WRITTEN EXERCISE 1: In the forum text on Google and web spam, which university came up on the short list of major sites being exploited by phishers?

GIVEN TEXT:
The numbers indicate that a significant portion of Google's revenue comes from those "bottom feeders". That's why Google can't be very tough on "web spam". They have Matt Cutts claiming that Google tries to stop web spam, but, realistically, they don't try very hard. They can't. It's essential to their business model.
Search Google for "craigslist auto posting tool". Not only are there paid ads for software to put ads on Craiglist using phony accounts, some of them use Google Checkout, so Google gets a cut of what's basically a fraud scheme. ("Automatic CAPTCHA bypass available with integrated Image-to-Text support!") Google's advertiser validation standards are very low.
-
Low-quality phishing software
I've seen that, too. Recently, Stanford University came up on our short list of major sites being exploited by phishers. I was surprised, because Stanford is usually good about stopping that. It was a weird subdomain under "stanford.edu", and at first I thought someone had compromised Stanford's DNS to get their site under the "stanford.edu" domain. But no, it was just some minor machine that had had a break-in.

(Dataset entries)
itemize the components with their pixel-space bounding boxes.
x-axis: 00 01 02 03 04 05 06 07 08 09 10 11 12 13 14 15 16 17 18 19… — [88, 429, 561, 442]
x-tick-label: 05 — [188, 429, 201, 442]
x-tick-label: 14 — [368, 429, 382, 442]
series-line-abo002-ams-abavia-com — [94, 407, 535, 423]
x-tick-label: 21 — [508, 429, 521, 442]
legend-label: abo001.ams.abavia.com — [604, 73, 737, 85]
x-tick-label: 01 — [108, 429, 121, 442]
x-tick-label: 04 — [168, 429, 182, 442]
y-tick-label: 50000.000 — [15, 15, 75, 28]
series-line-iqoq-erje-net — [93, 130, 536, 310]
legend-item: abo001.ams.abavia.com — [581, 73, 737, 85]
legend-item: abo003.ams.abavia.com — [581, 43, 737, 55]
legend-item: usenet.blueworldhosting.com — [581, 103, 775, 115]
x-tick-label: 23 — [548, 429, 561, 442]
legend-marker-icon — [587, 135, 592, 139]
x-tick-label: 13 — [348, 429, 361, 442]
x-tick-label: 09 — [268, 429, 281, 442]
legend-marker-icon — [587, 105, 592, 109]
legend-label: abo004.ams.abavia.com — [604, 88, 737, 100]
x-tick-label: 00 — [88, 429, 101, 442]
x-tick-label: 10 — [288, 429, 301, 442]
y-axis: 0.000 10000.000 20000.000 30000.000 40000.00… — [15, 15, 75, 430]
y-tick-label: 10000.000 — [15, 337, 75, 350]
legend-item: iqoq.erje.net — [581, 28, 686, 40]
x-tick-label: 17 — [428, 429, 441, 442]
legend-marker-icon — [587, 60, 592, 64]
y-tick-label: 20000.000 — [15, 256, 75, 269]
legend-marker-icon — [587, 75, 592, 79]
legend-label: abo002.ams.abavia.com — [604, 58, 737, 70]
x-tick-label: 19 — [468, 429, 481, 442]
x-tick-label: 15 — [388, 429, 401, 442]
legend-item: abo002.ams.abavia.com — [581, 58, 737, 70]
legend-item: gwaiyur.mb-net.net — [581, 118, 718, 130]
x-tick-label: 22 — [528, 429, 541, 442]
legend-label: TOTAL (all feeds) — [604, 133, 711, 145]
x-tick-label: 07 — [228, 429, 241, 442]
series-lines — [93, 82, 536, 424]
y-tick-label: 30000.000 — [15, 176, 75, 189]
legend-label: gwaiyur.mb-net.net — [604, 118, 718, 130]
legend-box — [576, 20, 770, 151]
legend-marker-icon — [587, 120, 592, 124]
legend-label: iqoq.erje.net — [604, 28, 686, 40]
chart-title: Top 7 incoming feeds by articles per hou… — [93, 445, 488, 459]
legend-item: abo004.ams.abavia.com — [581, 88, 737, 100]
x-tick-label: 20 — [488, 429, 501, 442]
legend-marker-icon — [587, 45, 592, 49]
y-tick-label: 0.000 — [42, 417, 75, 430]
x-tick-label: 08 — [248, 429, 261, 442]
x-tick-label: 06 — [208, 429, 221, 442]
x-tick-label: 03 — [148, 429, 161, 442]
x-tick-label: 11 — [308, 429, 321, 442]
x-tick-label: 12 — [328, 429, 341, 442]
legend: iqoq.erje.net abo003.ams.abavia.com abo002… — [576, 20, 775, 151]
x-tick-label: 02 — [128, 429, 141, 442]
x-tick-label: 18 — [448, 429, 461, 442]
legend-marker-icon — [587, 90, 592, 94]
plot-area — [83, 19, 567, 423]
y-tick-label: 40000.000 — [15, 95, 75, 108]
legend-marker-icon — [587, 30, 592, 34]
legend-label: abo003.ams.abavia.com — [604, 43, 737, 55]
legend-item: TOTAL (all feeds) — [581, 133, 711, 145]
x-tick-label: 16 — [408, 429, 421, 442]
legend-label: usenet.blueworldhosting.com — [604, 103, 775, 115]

WRITTEN EXERCISE 2: Determine how many lines of the records contain the string "abavia", matching case exactly, and reply with the number alone.

EXERCISE RESPONSE 1: Stanford University.

EXERCISE RESPONSE 2: 10